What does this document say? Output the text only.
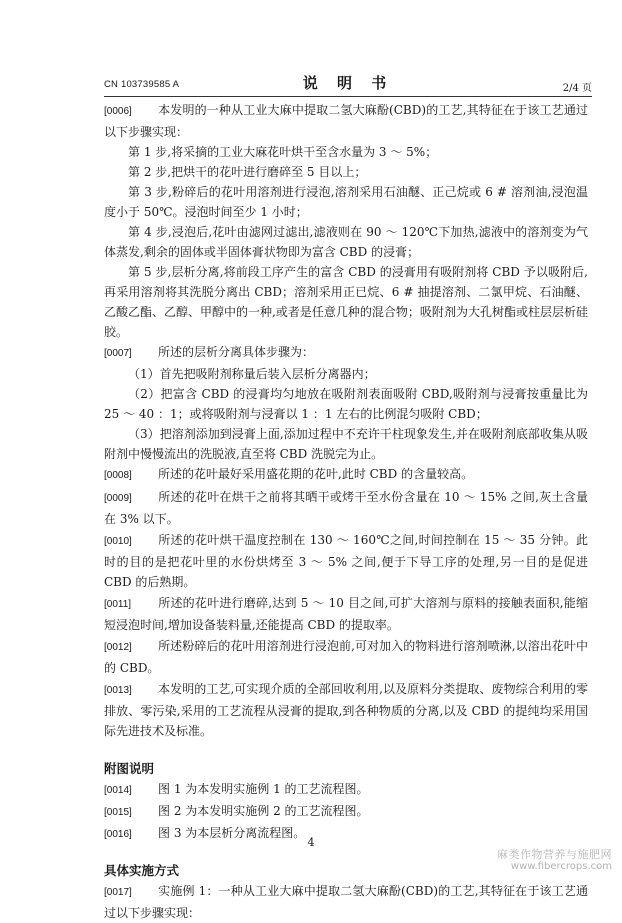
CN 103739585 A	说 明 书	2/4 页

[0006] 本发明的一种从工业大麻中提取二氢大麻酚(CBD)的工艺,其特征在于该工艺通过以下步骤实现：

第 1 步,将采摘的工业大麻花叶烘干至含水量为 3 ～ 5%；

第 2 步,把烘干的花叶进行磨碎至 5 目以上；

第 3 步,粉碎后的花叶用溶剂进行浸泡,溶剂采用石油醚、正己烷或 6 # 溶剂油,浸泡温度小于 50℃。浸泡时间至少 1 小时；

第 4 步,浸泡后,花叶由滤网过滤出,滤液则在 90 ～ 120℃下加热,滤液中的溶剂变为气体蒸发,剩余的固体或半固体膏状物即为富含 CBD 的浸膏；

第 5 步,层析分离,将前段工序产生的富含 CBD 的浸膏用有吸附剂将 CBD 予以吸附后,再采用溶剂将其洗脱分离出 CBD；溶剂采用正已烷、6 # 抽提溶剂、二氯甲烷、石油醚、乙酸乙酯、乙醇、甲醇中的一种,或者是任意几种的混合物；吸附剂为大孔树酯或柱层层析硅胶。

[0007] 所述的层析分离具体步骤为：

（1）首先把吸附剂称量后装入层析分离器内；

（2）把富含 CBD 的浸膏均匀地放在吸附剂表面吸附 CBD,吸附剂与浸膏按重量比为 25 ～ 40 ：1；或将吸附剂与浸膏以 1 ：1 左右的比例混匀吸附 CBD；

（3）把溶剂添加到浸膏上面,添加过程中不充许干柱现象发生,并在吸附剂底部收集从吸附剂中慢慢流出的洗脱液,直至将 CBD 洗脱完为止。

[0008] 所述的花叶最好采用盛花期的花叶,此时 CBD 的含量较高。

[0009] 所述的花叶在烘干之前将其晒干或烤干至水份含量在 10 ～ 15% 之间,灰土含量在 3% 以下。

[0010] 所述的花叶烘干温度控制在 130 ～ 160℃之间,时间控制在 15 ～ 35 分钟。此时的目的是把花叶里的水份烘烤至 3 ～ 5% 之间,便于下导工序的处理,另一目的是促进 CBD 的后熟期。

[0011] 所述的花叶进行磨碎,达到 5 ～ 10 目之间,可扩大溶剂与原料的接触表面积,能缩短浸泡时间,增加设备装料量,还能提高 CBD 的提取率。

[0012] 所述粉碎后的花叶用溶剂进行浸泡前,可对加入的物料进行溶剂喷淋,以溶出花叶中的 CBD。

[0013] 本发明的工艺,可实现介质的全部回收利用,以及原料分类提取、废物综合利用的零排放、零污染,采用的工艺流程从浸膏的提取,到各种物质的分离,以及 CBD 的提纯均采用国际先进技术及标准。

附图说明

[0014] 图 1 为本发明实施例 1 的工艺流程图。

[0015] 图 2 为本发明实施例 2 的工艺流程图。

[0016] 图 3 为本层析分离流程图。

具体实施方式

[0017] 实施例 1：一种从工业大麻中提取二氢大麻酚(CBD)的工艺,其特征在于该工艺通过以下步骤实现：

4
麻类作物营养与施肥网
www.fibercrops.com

+---+

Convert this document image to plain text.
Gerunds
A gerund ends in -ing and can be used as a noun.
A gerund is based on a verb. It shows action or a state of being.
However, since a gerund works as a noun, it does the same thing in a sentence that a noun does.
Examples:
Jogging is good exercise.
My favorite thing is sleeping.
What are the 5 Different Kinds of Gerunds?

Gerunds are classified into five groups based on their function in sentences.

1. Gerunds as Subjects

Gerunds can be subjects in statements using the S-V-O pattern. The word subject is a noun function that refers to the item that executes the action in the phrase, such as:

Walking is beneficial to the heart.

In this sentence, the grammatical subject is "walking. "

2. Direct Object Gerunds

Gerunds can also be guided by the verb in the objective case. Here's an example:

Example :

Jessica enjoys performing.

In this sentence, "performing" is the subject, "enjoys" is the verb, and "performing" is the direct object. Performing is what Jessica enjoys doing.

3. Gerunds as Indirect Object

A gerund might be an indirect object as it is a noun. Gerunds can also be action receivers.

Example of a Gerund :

+---+

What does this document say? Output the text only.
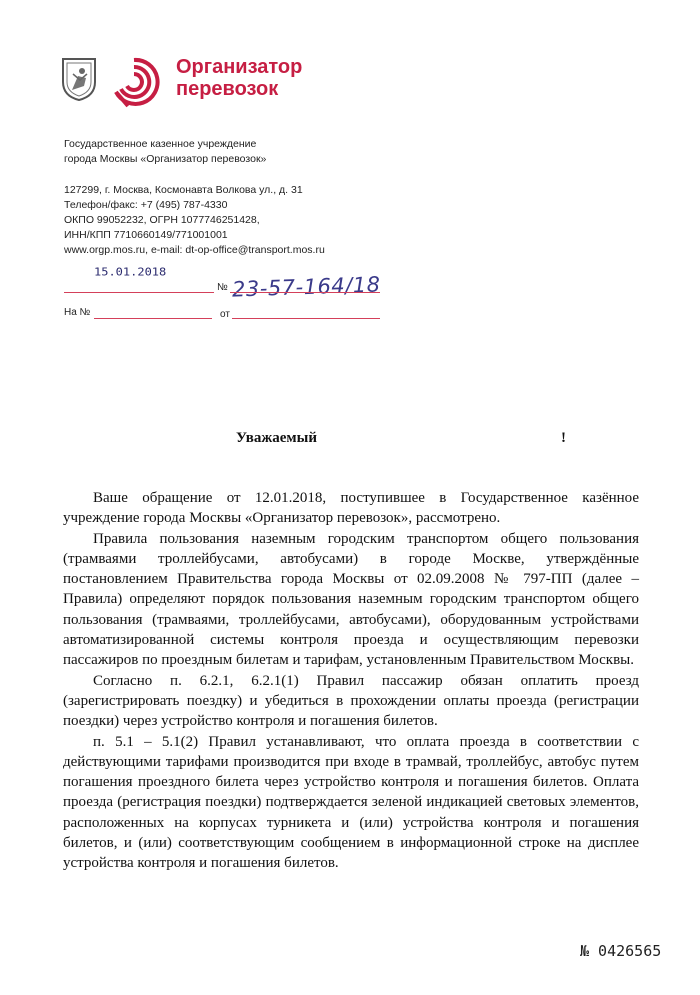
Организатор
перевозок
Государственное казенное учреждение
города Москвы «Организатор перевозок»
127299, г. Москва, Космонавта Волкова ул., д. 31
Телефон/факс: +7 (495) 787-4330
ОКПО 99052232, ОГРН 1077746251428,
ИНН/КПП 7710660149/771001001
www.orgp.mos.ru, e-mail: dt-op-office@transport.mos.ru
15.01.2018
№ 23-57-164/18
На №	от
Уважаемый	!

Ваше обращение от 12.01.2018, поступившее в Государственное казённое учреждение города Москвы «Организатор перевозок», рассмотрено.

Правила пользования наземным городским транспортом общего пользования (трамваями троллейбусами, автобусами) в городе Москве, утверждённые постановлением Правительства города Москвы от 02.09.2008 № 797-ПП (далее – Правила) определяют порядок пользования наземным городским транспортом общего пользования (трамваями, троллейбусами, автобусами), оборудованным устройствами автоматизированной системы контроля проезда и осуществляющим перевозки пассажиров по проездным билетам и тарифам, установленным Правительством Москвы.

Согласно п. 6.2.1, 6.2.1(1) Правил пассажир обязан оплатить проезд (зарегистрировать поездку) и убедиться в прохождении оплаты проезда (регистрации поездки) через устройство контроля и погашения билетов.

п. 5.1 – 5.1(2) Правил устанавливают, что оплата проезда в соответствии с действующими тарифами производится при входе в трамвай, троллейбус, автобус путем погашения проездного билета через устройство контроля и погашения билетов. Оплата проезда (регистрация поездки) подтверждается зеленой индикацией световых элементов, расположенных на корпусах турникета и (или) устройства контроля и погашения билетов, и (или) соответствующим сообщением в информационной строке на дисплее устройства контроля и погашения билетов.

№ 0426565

+---+

- **YOUR INSTRUCTIONS**
Copy all lines of the material above where the string "action" occurs.

- **COMPLETE ANSWER**
A gerund is based on a verb. It shows action or a state of being.
Gerunds can be subjects in statements using the S-V-O pattern. The word subject is a noun function that refers to the item that executes the action in the phrase, such as:
A gerund might be an indirect object as it is a noun. Gerunds can also be action receivers.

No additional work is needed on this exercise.